TASK DETAILS -> Reproduce the lines below exactly as they appear, leaving out the picture.

STORED ROWS ->
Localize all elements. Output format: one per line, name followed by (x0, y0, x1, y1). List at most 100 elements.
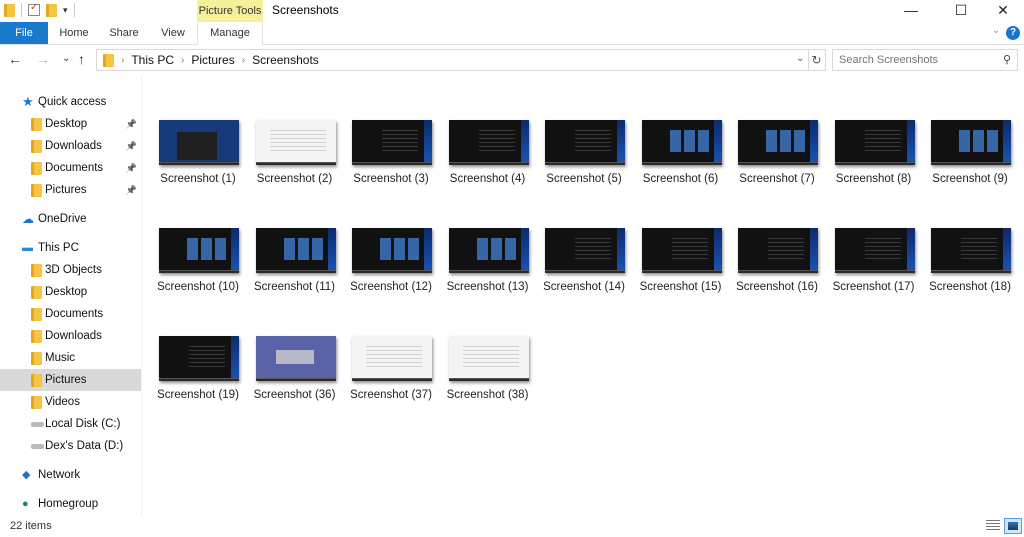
forward-arrow-icon[interactable]: → (36, 51, 50, 67)
file-thumbnail[interactable] (159, 120, 239, 165)
breadcrumb-pictures[interactable]: Pictures (191, 53, 234, 67)
sidebar-item-desktop[interactable]: Desktop (0, 281, 141, 303)
file-thumbnail[interactable] (545, 120, 625, 165)
chevron-right-icon[interactable]: › (181, 55, 184, 66)
sidebar-item-downloads[interactable]: Downloads 📌 (0, 135, 141, 157)
sidebar-item-downloads[interactable]: Downloads (0, 325, 141, 347)
file-thumbnail[interactable] (834, 120, 915, 165)
file-name[interactable]: Screenshot (11) (247, 281, 343, 293)
file-thumbnail[interactable] (738, 120, 818, 165)
file-item[interactable]: Screenshot (9) (922, 110, 1018, 210)
file-item[interactable]: Screenshot (14) (536, 218, 632, 318)
file-thumbnail[interactable] (641, 120, 722, 165)
sidebar-item-documents[interactable]: Documents (0, 303, 141, 325)
address-history-dropdown-icon[interactable]: ⌄ (796, 53, 804, 64)
file-name[interactable]: Screenshot (38) (440, 389, 536, 401)
file-name[interactable]: Screenshot (4) (440, 173, 536, 185)
file-name[interactable]: Screenshot (9) (922, 173, 1018, 185)
file-name[interactable]: Screenshot (18) (922, 281, 1018, 293)
breadcrumb-this-pc[interactable]: This PC (131, 53, 174, 67)
file-thumbnail[interactable] (159, 336, 239, 381)
file-name[interactable]: Screenshot (16) (729, 281, 825, 293)
file-name[interactable]: Screenshot (8) (826, 173, 922, 185)
file-item[interactable]: Screenshot (7) (729, 110, 825, 210)
file-item[interactable]: Screenshot (3) (343, 110, 439, 210)
file-item[interactable]: Screenshot (19) (150, 326, 246, 426)
file-name[interactable]: Screenshot (3) (343, 173, 439, 185)
file-item[interactable]: Screenshot (38) (440, 326, 536, 426)
sidebar-item-this-pc[interactable]: ▬ This PC (0, 237, 141, 259)
file-thumbnail[interactable] (255, 336, 336, 381)
large-icons-view-icon[interactable] (1004, 518, 1022, 534)
properties-icon[interactable] (28, 2, 40, 16)
file-thumbnail[interactable] (641, 228, 722, 273)
search-input[interactable] (833, 50, 993, 70)
sidebar-item-network[interactable]: ◆ Network (0, 464, 141, 486)
file-item[interactable]: Screenshot (36) (247, 326, 343, 426)
file-thumbnail[interactable] (738, 228, 818, 273)
file-name[interactable]: Screenshot (15) (633, 281, 729, 293)
recent-locations-icon[interactable]: ⌄ (62, 53, 70, 64)
file-thumbnail[interactable] (448, 120, 529, 165)
tab-view[interactable]: View (153, 22, 193, 44)
file-item[interactable]: Screenshot (12) (343, 218, 439, 318)
search-icon[interactable]: ⚲ (1003, 53, 1011, 66)
customize-toolbar-dropdown-icon[interactable]: ▾ (63, 5, 68, 16)
file-item[interactable]: Screenshot (37) (343, 326, 439, 426)
file-name[interactable]: Screenshot (7) (729, 173, 825, 185)
sidebar-item-quick-access[interactable]: ★ Quick access (0, 91, 141, 113)
file-item[interactable]: Screenshot (1) (150, 110, 246, 210)
file-item[interactable]: Screenshot (15) (633, 218, 729, 318)
file-name[interactable]: Screenshot (1) (150, 173, 246, 185)
breadcrumb-screenshots[interactable]: Screenshots (252, 53, 319, 67)
pin-icon[interactable]: 📌 (126, 179, 137, 201)
file-name[interactable]: Screenshot (36) (247, 389, 343, 401)
file-item[interactable]: Screenshot (17) (826, 218, 922, 318)
up-arrow-icon[interactable]: ↑ (78, 51, 85, 67)
maximize-button[interactable]: ☐ (938, 0, 984, 22)
pin-icon[interactable]: 📌 (126, 135, 137, 157)
pin-icon[interactable]: 📌 (126, 113, 137, 135)
file-name[interactable]: Screenshot (13) (440, 281, 536, 293)
back-arrow-icon[interactable]: ← (8, 51, 22, 67)
sidebar-item-3d-objects[interactable]: 3D Objects (0, 259, 141, 281)
new-folder-icon[interactable] (46, 3, 57, 17)
file-thumbnail[interactable] (352, 120, 432, 165)
file-thumbnail[interactable] (931, 120, 1011, 165)
file-thumbnail[interactable] (448, 336, 529, 381)
chevron-right-icon[interactable]: › (242, 55, 245, 66)
file-name[interactable]: Screenshot (10) (150, 281, 246, 293)
file-item[interactable]: Screenshot (4) (440, 110, 536, 210)
sidebar-item-music[interactable]: Music (0, 347, 141, 369)
file-thumbnail[interactable] (159, 228, 239, 273)
tab-manage[interactable]: Manage (197, 22, 263, 45)
file-name[interactable]: Screenshot (17) (826, 281, 922, 293)
file-item[interactable]: Screenshot (11) (247, 218, 343, 318)
details-view-icon[interactable] (986, 520, 1000, 532)
tab-home[interactable]: Home (54, 22, 94, 44)
sidebar-item-homegroup[interactable]: ● Homegroup (0, 493, 141, 515)
chevron-right-icon[interactable]: › (121, 55, 124, 66)
file-name[interactable]: Screenshot (2) (247, 173, 343, 185)
file-thumbnail[interactable] (545, 228, 625, 273)
close-button[interactable]: ✕ (980, 0, 1024, 22)
minimize-button[interactable]: — (888, 0, 934, 22)
file-thumbnail[interactable] (352, 336, 432, 381)
expand-ribbon-icon[interactable]: ⌄ (992, 25, 1000, 36)
pin-icon[interactable]: 📌 (126, 157, 137, 179)
file-thumbnail[interactable] (255, 228, 336, 273)
refresh-button[interactable]: ↻ (808, 49, 826, 71)
file-item[interactable]: Screenshot (5) (536, 110, 632, 210)
sidebar-item-pictures[interactable]: Pictures 📌 (0, 179, 141, 201)
search-box[interactable]: ⚲ (832, 49, 1018, 71)
file-item[interactable]: Screenshot (6) (633, 110, 729, 210)
pane-divider[interactable] (141, 76, 142, 516)
file-item[interactable]: Screenshot (2) (247, 110, 343, 210)
file-item[interactable]: Screenshot (10) (150, 218, 246, 318)
file-thumbnail[interactable] (834, 228, 915, 273)
sidebar-item-videos[interactable]: Videos (0, 391, 141, 413)
file-name[interactable]: Screenshot (12) (343, 281, 439, 293)
file-thumbnail[interactable] (448, 228, 529, 273)
file-item[interactable]: Screenshot (13) (440, 218, 536, 318)
tab-share[interactable]: Share (104, 22, 144, 44)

PROBLEM SOLUTION ->
Localize all elements. Output format: one per line, name followed by (x0, y0, x1, y1). List at most 100 elements.
forward-arrow-icon[interactable]: → (36, 51, 50, 67)
file-thumbnail[interactable] (159, 120, 239, 165)
breadcrumb-pictures[interactable]: Pictures (191, 53, 234, 67)
sidebar-item-desktop[interactable]: Desktop (0, 281, 141, 303)
file-thumbnail[interactable] (545, 120, 625, 165)
chevron-right-icon[interactable]: › (181, 55, 184, 66)
sidebar-item-downloads[interactable]: Downloads 📌 (0, 135, 141, 157)
sidebar-item-downloads[interactable]: Downloads (0, 325, 141, 347)
file-thumbnail[interactable] (834, 120, 915, 165)
file-name[interactable]: Screenshot (11) (247, 281, 343, 293)
file-thumbnail[interactable] (738, 120, 818, 165)
file-item[interactable]: Screenshot (9) (922, 110, 1018, 210)
file-item[interactable]: Screenshot (14) (536, 218, 632, 318)
file-thumbnail[interactable] (641, 120, 722, 165)
sidebar-item-documents[interactable]: Documents (0, 303, 141, 325)
address-history-dropdown-icon[interactable]: ⌄ (796, 53, 804, 64)
file-name[interactable]: Screenshot (38) (440, 389, 536, 401)
file-name[interactable]: Screenshot (4) (440, 173, 536, 185)
file-name[interactable]: Screenshot (9) (922, 173, 1018, 185)
file-name[interactable]: Screenshot (18) (922, 281, 1018, 293)
breadcrumb-this-pc[interactable]: This PC (131, 53, 174, 67)
file-thumbnail[interactable] (159, 336, 239, 381)
file-name[interactable]: Screenshot (16) (729, 281, 825, 293)
file-name[interactable]: Screenshot (8) (826, 173, 922, 185)
file-item[interactable]: Screenshot (7) (729, 110, 825, 210)
file-item[interactable]: Screenshot (3) (343, 110, 439, 210)
file-item[interactable]: Screenshot (19) (150, 326, 246, 426)
file-name[interactable]: Screenshot (3) (343, 173, 439, 185)
file-item[interactable]: Screenshot (38) (440, 326, 536, 426)
sidebar-item-this-pc[interactable]: ▬ This PC (0, 237, 141, 259)
file-thumbnail[interactable] (255, 336, 336, 381)
large-icons-view-icon[interactable] (1004, 518, 1022, 534)
properties-icon[interactable] (28, 2, 40, 16)
file-thumbnail[interactable] (641, 228, 722, 273)
search-input[interactable] (833, 50, 993, 70)
sidebar-item-network[interactable]: ◆ Network (0, 464, 141, 486)
file-item[interactable]: Screenshot (36) (247, 326, 343, 426)
file-thumbnail[interactable] (738, 228, 818, 273)
file-name[interactable]: Screenshot (15) (633, 281, 729, 293)
recent-locations-icon[interactable]: ⌄ (62, 53, 70, 64)
file-thumbnail[interactable] (448, 120, 529, 165)
tab-view[interactable]: View (153, 22, 193, 44)
file-item[interactable]: Screenshot (12) (343, 218, 439, 318)
search-icon[interactable]: ⚲ (1003, 53, 1011, 66)
customize-toolbar-dropdown-icon[interactable]: ▾ (63, 5, 68, 16)
file-item[interactable]: Screenshot (37) (343, 326, 439, 426)
file-name[interactable]: Screenshot (7) (729, 173, 825, 185)
sidebar-item-quick-access[interactable]: ★ Quick access (0, 91, 141, 113)
file-item[interactable]: Screenshot (1) (150, 110, 246, 210)
file-item[interactable]: Screenshot (15) (633, 218, 729, 318)
file-name[interactable]: Screenshot (1) (150, 173, 246, 185)
breadcrumb-screenshots[interactable]: Screenshots (252, 53, 319, 67)
pin-icon[interactable]: 📌 (126, 179, 137, 201)
file-name[interactable]: Screenshot (36) (247, 389, 343, 401)
file-item[interactable]: Screenshot (17) (826, 218, 922, 318)
up-arrow-icon[interactable]: ↑ (78, 51, 85, 67)
maximize-button[interactable]: ☐ (938, 0, 984, 22)
pin-icon[interactable]: 📌 (126, 135, 137, 157)
pin-icon[interactable]: 📌 (126, 113, 137, 135)
file-name[interactable]: Screenshot (13) (440, 281, 536, 293)
back-arrow-icon[interactable]: ← (8, 51, 22, 67)
sidebar-item-3d-objects[interactable]: 3D Objects (0, 259, 141, 281)
new-folder-icon[interactable] (46, 3, 57, 17)
file-thumbnail[interactable] (352, 120, 432, 165)
file-thumbnail[interactable] (931, 120, 1011, 165)
file-thumbnail[interactable] (448, 336, 529, 381)
chevron-right-icon[interactable]: › (242, 55, 245, 66)
file-name[interactable]: Screenshot (10) (150, 281, 246, 293)
file-item[interactable]: Screenshot (4) (440, 110, 536, 210)
sidebar-item-music[interactable]: Music (0, 347, 141, 369)
file-thumbnail[interactable] (159, 228, 239, 273)
tab-manage[interactable]: Manage (197, 22, 263, 45)
file-name[interactable]: Screenshot (17) (826, 281, 922, 293)
file-item[interactable]: Screenshot (11) (247, 218, 343, 318)
details-view-icon[interactable] (986, 520, 1000, 532)
tab-home[interactable]: Home (54, 22, 94, 44)
sidebar-item-homegroup[interactable]: ● Homegroup (0, 493, 141, 515)
chevron-right-icon[interactable]: › (121, 55, 124, 66)
file-name[interactable]: Screenshot (2) (247, 173, 343, 185)
file-thumbnail[interactable] (545, 228, 625, 273)
close-button[interactable]: ✕ (980, 0, 1024, 22)
minimize-button[interactable]: — (888, 0, 934, 22)
file-thumbnail[interactable] (352, 336, 432, 381)
expand-ribbon-icon[interactable]: ⌄ (992, 25, 1000, 36)
pin-icon[interactable]: 📌 (126, 157, 137, 179)
file-thumbnail[interactable] (255, 228, 336, 273)
refresh-button[interactable]: ↻ (808, 49, 826, 71)
file-item[interactable]: Screenshot (5) (536, 110, 632, 210)
sidebar-item-pictures[interactable]: Pictures 📌 (0, 179, 141, 201)
search-box[interactable]: ⚲ (832, 49, 1018, 71)
file-item[interactable]: Screenshot (6) (633, 110, 729, 210)
pane-divider[interactable] (141, 76, 142, 516)
file-item[interactable]: Screenshot (2) (247, 110, 343, 210)
file-item[interactable]: Screenshot (10) (150, 218, 246, 318)
file-thumbnail[interactable] (834, 228, 915, 273)
sidebar-item-videos[interactable]: Videos (0, 391, 141, 413)
file-name[interactable]: Screenshot (12) (343, 281, 439, 293)
file-thumbnail[interactable] (448, 228, 529, 273)
file-item[interactable]: Screenshot (13) (440, 218, 536, 318)
tab-share[interactable]: Share (104, 22, 144, 44)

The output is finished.